━━━━━ Supplied records

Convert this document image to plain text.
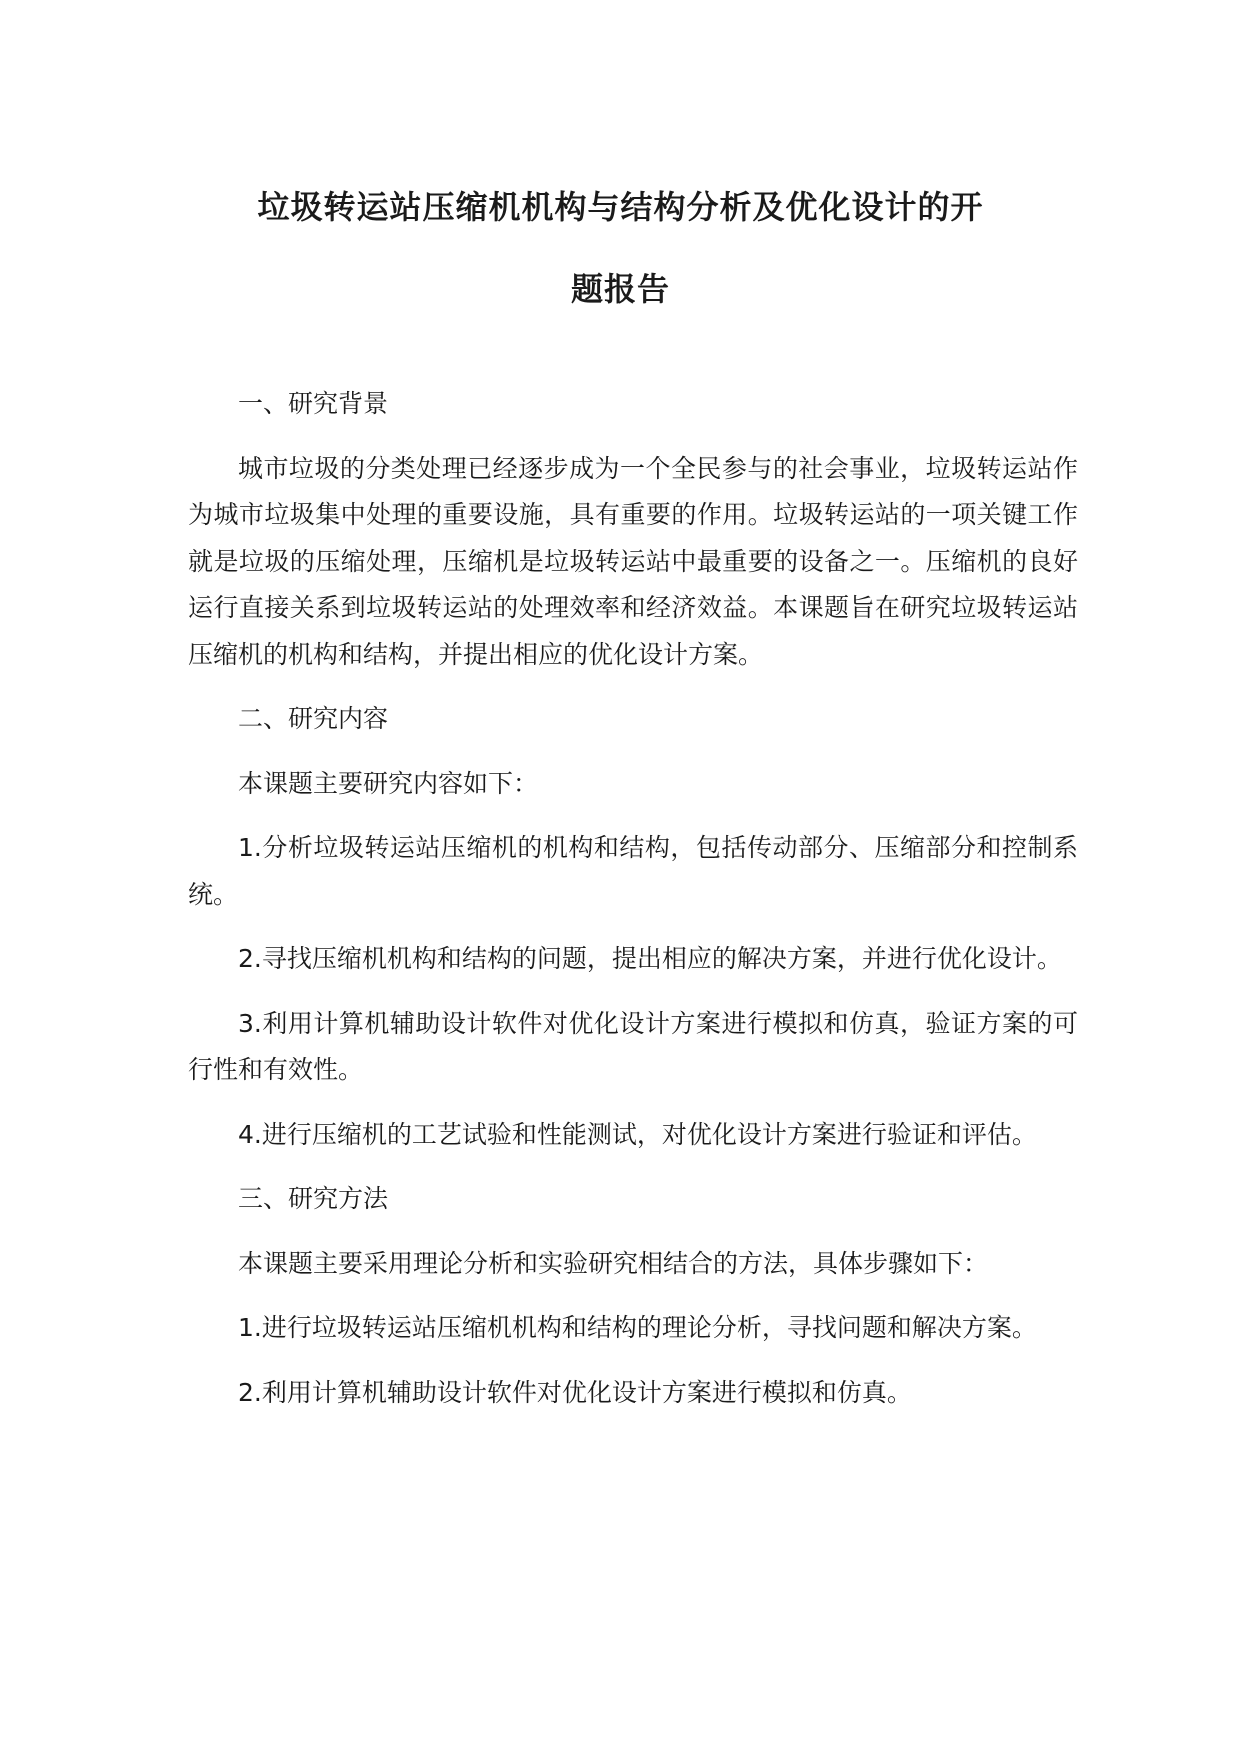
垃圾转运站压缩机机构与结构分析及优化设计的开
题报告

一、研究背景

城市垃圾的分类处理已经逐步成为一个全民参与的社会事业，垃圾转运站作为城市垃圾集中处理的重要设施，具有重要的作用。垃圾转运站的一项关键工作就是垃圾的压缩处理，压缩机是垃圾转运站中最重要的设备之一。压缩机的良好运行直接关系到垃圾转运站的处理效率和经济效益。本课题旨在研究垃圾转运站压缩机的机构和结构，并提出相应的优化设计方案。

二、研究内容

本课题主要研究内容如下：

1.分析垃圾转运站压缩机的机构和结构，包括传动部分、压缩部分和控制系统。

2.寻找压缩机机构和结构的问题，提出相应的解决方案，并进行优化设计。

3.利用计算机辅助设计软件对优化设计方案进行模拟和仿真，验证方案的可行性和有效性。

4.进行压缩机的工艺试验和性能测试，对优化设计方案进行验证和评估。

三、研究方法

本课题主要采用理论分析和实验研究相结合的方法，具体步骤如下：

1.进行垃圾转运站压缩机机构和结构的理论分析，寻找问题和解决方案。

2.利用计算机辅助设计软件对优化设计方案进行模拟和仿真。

━━━━━━━━━━
━━━━━ Supplied records

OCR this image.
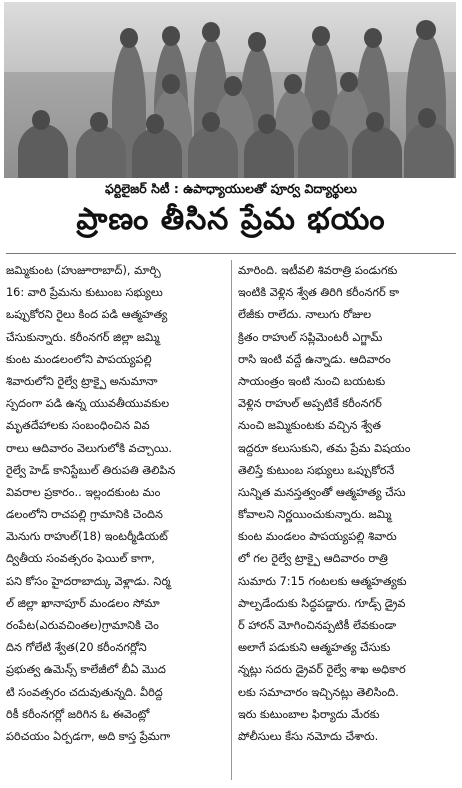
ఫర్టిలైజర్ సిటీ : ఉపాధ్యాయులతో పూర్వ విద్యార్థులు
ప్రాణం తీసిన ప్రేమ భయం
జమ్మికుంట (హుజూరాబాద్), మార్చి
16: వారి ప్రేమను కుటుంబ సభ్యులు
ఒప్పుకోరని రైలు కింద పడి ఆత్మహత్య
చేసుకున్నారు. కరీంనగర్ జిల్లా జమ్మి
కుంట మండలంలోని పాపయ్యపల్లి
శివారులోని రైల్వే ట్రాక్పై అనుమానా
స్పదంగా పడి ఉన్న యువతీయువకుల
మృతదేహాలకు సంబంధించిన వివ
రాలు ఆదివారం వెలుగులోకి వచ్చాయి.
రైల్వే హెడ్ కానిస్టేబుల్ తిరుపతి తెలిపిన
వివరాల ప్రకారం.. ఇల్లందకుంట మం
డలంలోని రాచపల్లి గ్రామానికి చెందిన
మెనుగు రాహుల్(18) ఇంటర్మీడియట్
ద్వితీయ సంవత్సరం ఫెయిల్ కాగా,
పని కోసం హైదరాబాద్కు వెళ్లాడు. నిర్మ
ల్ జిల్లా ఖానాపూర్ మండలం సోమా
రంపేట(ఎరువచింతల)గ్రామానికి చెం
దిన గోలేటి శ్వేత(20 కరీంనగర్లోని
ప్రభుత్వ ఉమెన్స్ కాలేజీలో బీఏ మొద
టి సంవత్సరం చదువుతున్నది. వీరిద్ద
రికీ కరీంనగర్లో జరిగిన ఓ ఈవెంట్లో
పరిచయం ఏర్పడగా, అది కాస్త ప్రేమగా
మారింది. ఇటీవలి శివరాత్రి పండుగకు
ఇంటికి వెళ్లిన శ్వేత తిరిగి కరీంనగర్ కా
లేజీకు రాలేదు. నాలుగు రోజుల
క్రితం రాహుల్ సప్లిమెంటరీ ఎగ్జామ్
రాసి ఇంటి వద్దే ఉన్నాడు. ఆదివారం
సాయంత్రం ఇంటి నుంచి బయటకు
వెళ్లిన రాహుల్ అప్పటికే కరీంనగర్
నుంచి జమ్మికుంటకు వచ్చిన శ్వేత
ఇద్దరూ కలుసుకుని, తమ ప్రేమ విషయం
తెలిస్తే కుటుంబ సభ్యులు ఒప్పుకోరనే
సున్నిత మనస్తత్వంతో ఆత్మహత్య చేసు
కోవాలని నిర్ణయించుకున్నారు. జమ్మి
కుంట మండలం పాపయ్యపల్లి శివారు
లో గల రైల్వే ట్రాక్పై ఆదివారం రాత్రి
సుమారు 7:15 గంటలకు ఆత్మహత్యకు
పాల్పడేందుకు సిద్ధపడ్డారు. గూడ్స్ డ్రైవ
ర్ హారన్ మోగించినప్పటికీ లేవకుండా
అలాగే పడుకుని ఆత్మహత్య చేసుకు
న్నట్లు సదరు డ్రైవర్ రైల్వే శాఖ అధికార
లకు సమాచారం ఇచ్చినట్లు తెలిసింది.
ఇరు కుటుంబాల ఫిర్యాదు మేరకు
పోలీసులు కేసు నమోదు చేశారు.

━━━━━━━━━━
━━━━━ Supplied records

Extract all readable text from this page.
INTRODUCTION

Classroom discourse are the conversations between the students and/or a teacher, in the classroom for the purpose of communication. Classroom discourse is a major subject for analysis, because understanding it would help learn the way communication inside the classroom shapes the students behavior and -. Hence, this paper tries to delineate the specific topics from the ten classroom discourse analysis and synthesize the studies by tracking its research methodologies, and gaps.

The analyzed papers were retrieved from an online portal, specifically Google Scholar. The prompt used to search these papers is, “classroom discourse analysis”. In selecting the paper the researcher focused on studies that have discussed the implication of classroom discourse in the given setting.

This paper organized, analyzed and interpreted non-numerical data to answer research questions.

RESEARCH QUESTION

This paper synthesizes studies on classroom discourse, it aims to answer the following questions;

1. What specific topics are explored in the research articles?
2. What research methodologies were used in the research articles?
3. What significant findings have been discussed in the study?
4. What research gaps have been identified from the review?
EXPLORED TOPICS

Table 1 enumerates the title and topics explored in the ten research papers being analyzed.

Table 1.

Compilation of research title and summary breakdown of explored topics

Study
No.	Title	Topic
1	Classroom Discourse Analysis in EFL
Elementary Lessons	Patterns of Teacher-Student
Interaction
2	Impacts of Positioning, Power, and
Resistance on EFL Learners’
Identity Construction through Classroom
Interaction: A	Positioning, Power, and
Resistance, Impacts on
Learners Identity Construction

━━━━━━━━━━

# Written problem
Copy out every line of the data that includes the word "used".

# Full answer
The analyzed papers were retrieved from an online portal, specifically Google Scholar. The prompt used to search these papers is, “classroom discourse analysis”. In selecting the paper the researcher focused on studies that have discussed the implication of classroom discourse in the given setting.
2. What research methodologies were used in the research articles?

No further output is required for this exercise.